→ **Working data**:
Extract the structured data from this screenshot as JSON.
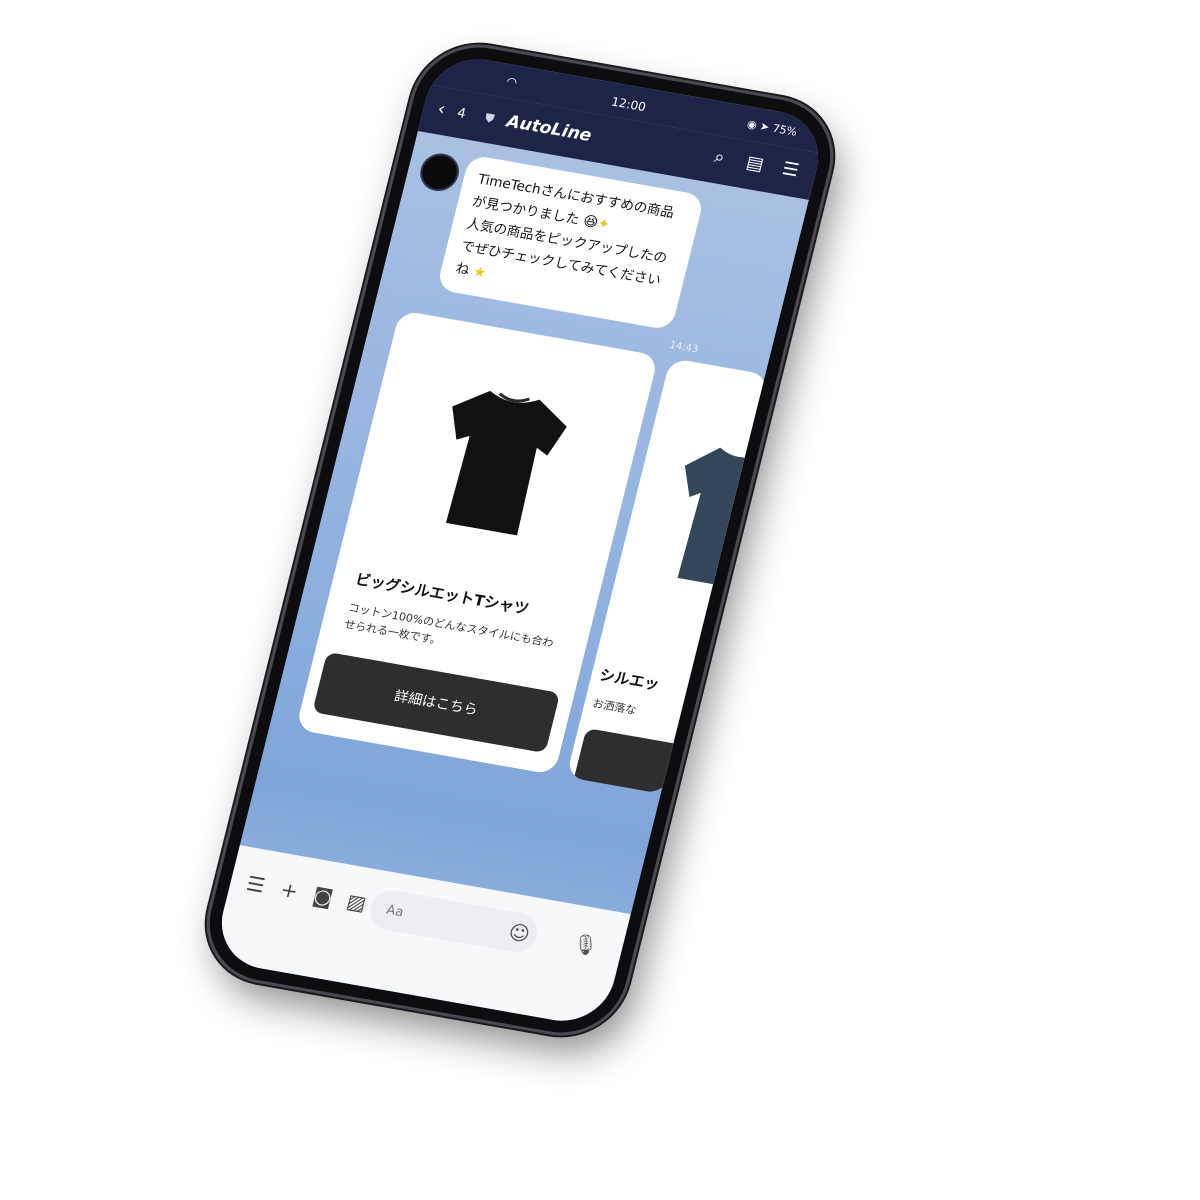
{
  "status": {
    "time": "12:00",
    "battery": "75%"
  },
  "nav": {
    "back_count": "4",
    "title": "AutoLine"
  },
  "message": {
    "line1": "TimeTechさんにおすすめの商品",
    "line2": "が見つかりました",
    "line3": "人気の商品をピックアップしたの",
    "line4": "でぜひチェックしてみてください",
    "line5": "ね",
    "time": "14:43"
  },
  "cards": [
    {
      "title": "ビッグシルエットTシャツ",
      "description": "コットン100%のどんなスタイルにも合わせられる一枚です。",
      "button": "詳細はこちら",
      "shirt_color": "#111111"
    },
    {
      "title": "シルエッ",
      "description": "お洒落な",
      "shirt_color": "#34465a"
    }
  ],
  "input": {
    "placeholder": "Aa"
  },
  "icons": [
    "menu-icon",
    "plus-icon",
    "camera-icon",
    "image-icon",
    "smile-icon",
    "mic-icon",
    "search-icon",
    "notes-icon",
    "hamburger-icon"
  ]
}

→ **What you need to do**:
Without including any picture, retype the entries exactly.

→ **Response**:
Extract the structured data from this screenshot as JSON.
{
  "status": {
    "time": "12:00",
    "battery": "75%"
  },
  "nav": {
    "back_count": "4",
    "title": "AutoLine"
  },
  "message": {
    "line1": "TimeTechさんにおすすめの商品",
    "line2": "が見つかりました",
    "line3": "人気の商品をピックアップしたの",
    "line4": "でぜひチェックしてみてください",
    "line5": "ね",
    "time": "14:43"
  },
  "cards": [
    {
      "title": "ビッグシルエットTシャツ",
      "description": "コットン100%のどんなスタイルにも合わせられる一枚です。",
      "button": "詳細はこちら",
      "shirt_color": "#111111"
    },
    {
      "title": "シルエッ",
      "description": "お洒落な",
      "shirt_color": "#34465a"
    }
  ],
  "input": {
    "placeholder": "Aa"
  },
  "icons": [
    "menu-icon",
    "plus-icon",
    "camera-icon",
    "image-icon",
    "smile-icon",
    "mic-icon",
    "search-icon",
    "notes-icon",
    "hamburger-icon"
  ]
}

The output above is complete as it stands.